■ Short problem
Extract the full listing below without altering a single character.

── Data provided

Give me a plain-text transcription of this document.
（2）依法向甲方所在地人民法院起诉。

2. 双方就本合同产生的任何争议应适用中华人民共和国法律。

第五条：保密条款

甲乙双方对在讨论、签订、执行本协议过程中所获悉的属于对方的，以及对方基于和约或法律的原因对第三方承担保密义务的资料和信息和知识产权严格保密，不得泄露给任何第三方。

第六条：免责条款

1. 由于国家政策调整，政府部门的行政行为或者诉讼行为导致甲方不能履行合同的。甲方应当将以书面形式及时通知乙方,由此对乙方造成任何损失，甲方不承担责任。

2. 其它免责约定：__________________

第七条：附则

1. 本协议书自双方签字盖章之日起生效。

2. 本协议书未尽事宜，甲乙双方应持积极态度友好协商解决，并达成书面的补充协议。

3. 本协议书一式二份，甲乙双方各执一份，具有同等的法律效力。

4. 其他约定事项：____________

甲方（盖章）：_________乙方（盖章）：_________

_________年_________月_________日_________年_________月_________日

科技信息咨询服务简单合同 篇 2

────

■ Exercise answer
Give me a plain-text transcription of this document.
（2）依法向甲方所在地人民法院起诉。

2. 双方就本合同产生的任何争议应适用中华人民共和国法律。

第五条：保密条款

甲乙双方对在讨论、签订、执行本协议过程中所获悉的属于对方的，以及对方基于和约或法律的原因对第三方承担保密义务的资料和信息和知识产权严格保密，不得泄露给任何第三方。

第六条：免责条款

1. 由于国家政策调整，政府部门的行政行为或者诉讼行为导致甲方不能履行合同的。甲方应当将以书面形式及时通知乙方,由此对乙方造成任何损失，甲方不承担责任。

2. 其它免责约定：__________________

第七条：附则

1. 本协议书自双方签字盖章之日起生效。

2. 本协议书未尽事宜，甲乙双方应持积极态度友好协商解决，并达成书面的补充协议。

3. 本协议书一式二份，甲乙双方各执一份，具有同等的法律效力。

4. 其他约定事项：____________

甲方（盖章）：_________乙方（盖章）：_________

_________年_________月_________日_________年_________月_________日

科技信息咨询服务简单合同 篇 2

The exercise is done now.